[Dataset rows]
************
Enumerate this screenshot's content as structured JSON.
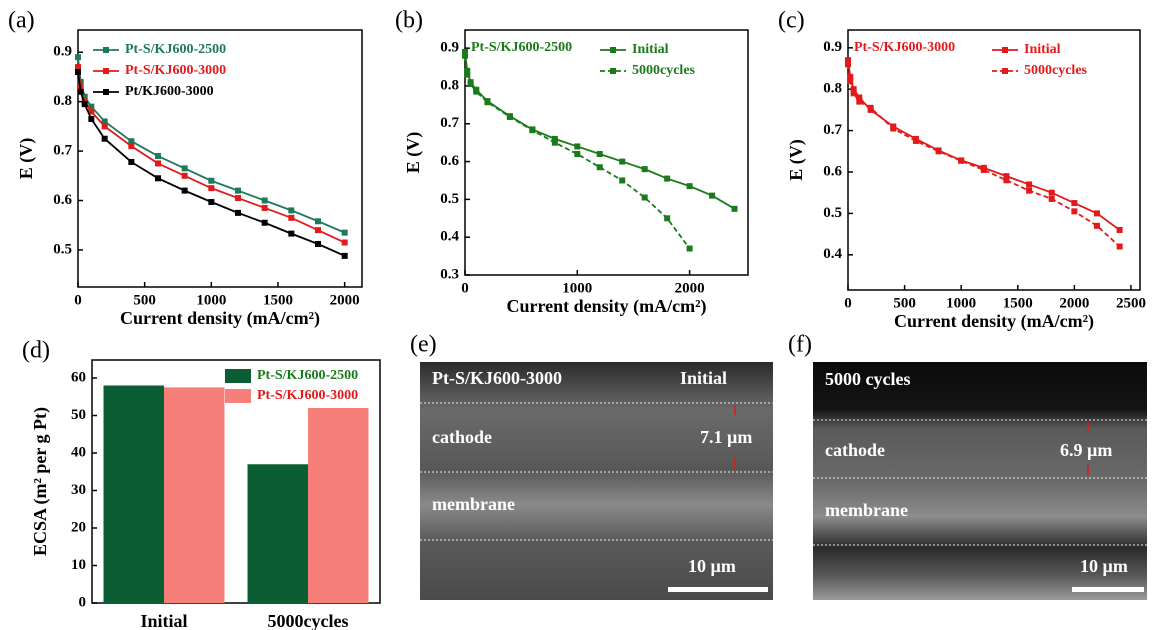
{
  "chart_data": [
    {
      "type": "line",
      "panel_label": "(a)",
      "x_label": "Current density (mA/cm²)",
      "y_label": "E (V)",
      "x": [
        0,
        20,
        50,
        100,
        200,
        400,
        600,
        800,
        1000,
        1200,
        1400,
        1600,
        1800,
        2000
      ],
      "xlim": [
        0,
        2130
      ],
      "xticks": [
        0,
        500,
        1000,
        1500,
        2000
      ],
      "ylim": [
        0.425,
        0.945
      ],
      "yticks": [
        0.5,
        0.6,
        0.7,
        0.8,
        0.9
      ],
      "legend": "upper left",
      "series": [
        {
          "name": "Pt-S/KJ600-2500",
          "color": "#1f7a5c",
          "values": [
            0.89,
            0.84,
            0.81,
            0.79,
            0.76,
            0.72,
            0.69,
            0.665,
            0.64,
            0.62,
            0.6,
            0.58,
            0.558,
            0.535
          ]
        },
        {
          "name": "Pt-S/KJ600-3000",
          "color": "#e31a1c",
          "values": [
            0.87,
            0.83,
            0.8,
            0.78,
            0.75,
            0.71,
            0.675,
            0.65,
            0.625,
            0.605,
            0.585,
            0.565,
            0.54,
            0.515
          ]
        },
        {
          "name": "Pt/KJ600-3000",
          "color": "#000000",
          "values": [
            0.86,
            0.82,
            0.795,
            0.765,
            0.725,
            0.678,
            0.645,
            0.62,
            0.597,
            0.575,
            0.555,
            0.533,
            0.512,
            0.488
          ]
        }
      ]
    },
    {
      "type": "line",
      "panel_label": "(b)",
      "x_label": "Current density (mA/cm²)",
      "y_label": "E (V)",
      "annotation": "Pt-S/KJ600-2500",
      "x": [
        0,
        20,
        50,
        100,
        200,
        400,
        600,
        800,
        1000,
        1200,
        1400,
        1600,
        1800,
        2000,
        2200,
        2400
      ],
      "xlim": [
        0,
        2520
      ],
      "xticks": [
        0,
        1000,
        2000
      ],
      "ylim": [
        0.3,
        0.948
      ],
      "yticks": [
        0.3,
        0.4,
        0.5,
        0.6,
        0.7,
        0.8,
        0.9
      ],
      "legend": "upper right",
      "series": [
        {
          "name": "Initial",
          "color": "#1b7a1b",
          "dash": false,
          "values": [
            0.89,
            0.84,
            0.81,
            0.79,
            0.76,
            0.72,
            0.685,
            0.66,
            0.64,
            0.62,
            0.6,
            0.58,
            0.555,
            0.535,
            0.51,
            0.475
          ]
        },
        {
          "name": "5000cycles",
          "color": "#1b7a1b",
          "dash": true,
          "values": [
            0.88,
            0.83,
            0.805,
            0.785,
            0.757,
            0.718,
            0.683,
            0.65,
            0.62,
            0.585,
            0.55,
            0.505,
            0.45,
            0.37,
            null,
            null
          ]
        }
      ]
    },
    {
      "type": "line",
      "panel_label": "(c)",
      "x_label": "Current density (mA/cm²)",
      "y_label": "E (V)",
      "annotation": "Pt-S/KJ600-3000",
      "x": [
        0,
        20,
        50,
        100,
        200,
        400,
        600,
        800,
        1000,
        1200,
        1400,
        1600,
        1800,
        2000,
        2200,
        2400
      ],
      "xlim": [
        0,
        2580
      ],
      "xticks": [
        0,
        500,
        1000,
        1500,
        2000,
        2500
      ],
      "ylim": [
        0.315,
        0.943
      ],
      "yticks": [
        0.4,
        0.5,
        0.6,
        0.7,
        0.8,
        0.9
      ],
      "legend": "upper right",
      "series": [
        {
          "name": "Initial",
          "color": "#e31a1c",
          "dash": false,
          "values": [
            0.87,
            0.83,
            0.8,
            0.78,
            0.75,
            0.71,
            0.68,
            0.652,
            0.628,
            0.61,
            0.59,
            0.57,
            0.55,
            0.525,
            0.5,
            0.46
          ]
        },
        {
          "name": "5000cycles",
          "color": "#e31a1c",
          "dash": true,
          "values": [
            0.86,
            0.82,
            0.79,
            0.77,
            0.755,
            0.705,
            0.675,
            0.65,
            0.627,
            0.605,
            0.58,
            0.555,
            0.535,
            0.505,
            0.47,
            0.42
          ]
        }
      ]
    },
    {
      "type": "bar",
      "panel_label": "(d)",
      "y_label": "ECSA (m² per g Pt)",
      "categories": [
        "Initial",
        "5000cycles"
      ],
      "ylim": [
        0,
        64.8
      ],
      "yticks": [
        0,
        10,
        20,
        30,
        40,
        50,
        60
      ],
      "legend": "upper right",
      "series": [
        {
          "name": "Pt-S/KJ600-2500",
          "color": "#0b5d34",
          "text_color": "#1b7a1b",
          "values": [
            58,
            37
          ]
        },
        {
          "name": "Pt-S/KJ600-3000",
          "color": "#f77f7a",
          "text_color": "#e31a1c",
          "values": [
            57.5,
            52
          ]
        }
      ]
    }
  ],
  "micrographs": [
    {
      "panel_label": "(e)",
      "title": "Pt-S/KJ600-3000",
      "condition": "Initial",
      "layers": [
        "cathode",
        "membrane"
      ],
      "thickness": "7.1 µm",
      "scale_bar": "10 µm"
    },
    {
      "panel_label": "(f)",
      "condition": "5000 cycles",
      "layers": [
        "cathode",
        "membrane"
      ],
      "thickness": "6.9 µm",
      "scale_bar": "10 µm"
    }
  ]
}
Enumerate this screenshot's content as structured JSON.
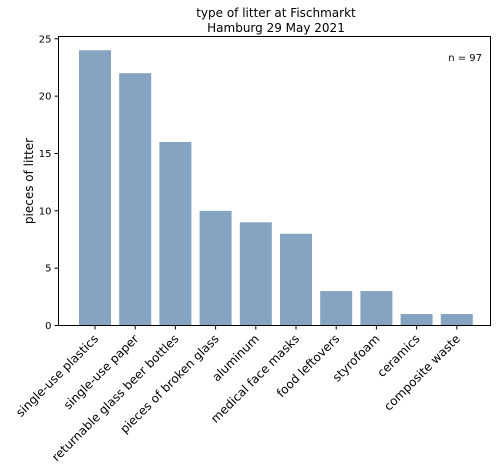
{
  "chart_data": {
    "type": "bar",
    "title": "type of litter at Fischmarkt\nHamburg 29 May 2021",
    "xlabel": "",
    "ylabel": "pieces of litter",
    "annotation": "n = 97",
    "categories": [
      "single-use plastics",
      "single-use paper",
      "returnable glass beer bottles",
      "pieces of broken glass",
      "aluminum",
      "medical face masks",
      "food leftovers",
      "styrofoam",
      "ceramics",
      "composite waste"
    ],
    "values": [
      24,
      22,
      16,
      10,
      9,
      8,
      3,
      3,
      1,
      1
    ],
    "ylim": [
      0,
      25.2
    ],
    "yticks": [
      0,
      5,
      10,
      15,
      20,
      25
    ],
    "grid": false,
    "bar_color": "#84a4c1"
  }
}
************
▶ [DIRECTION]:
Pick out, from the lines above, every one that contains the string "Initial".

▶ [EXERCISE SOLUTION]:
          "name": "Initial",
          "name": "Initial",
        "Initial",
      "condition": "Initial",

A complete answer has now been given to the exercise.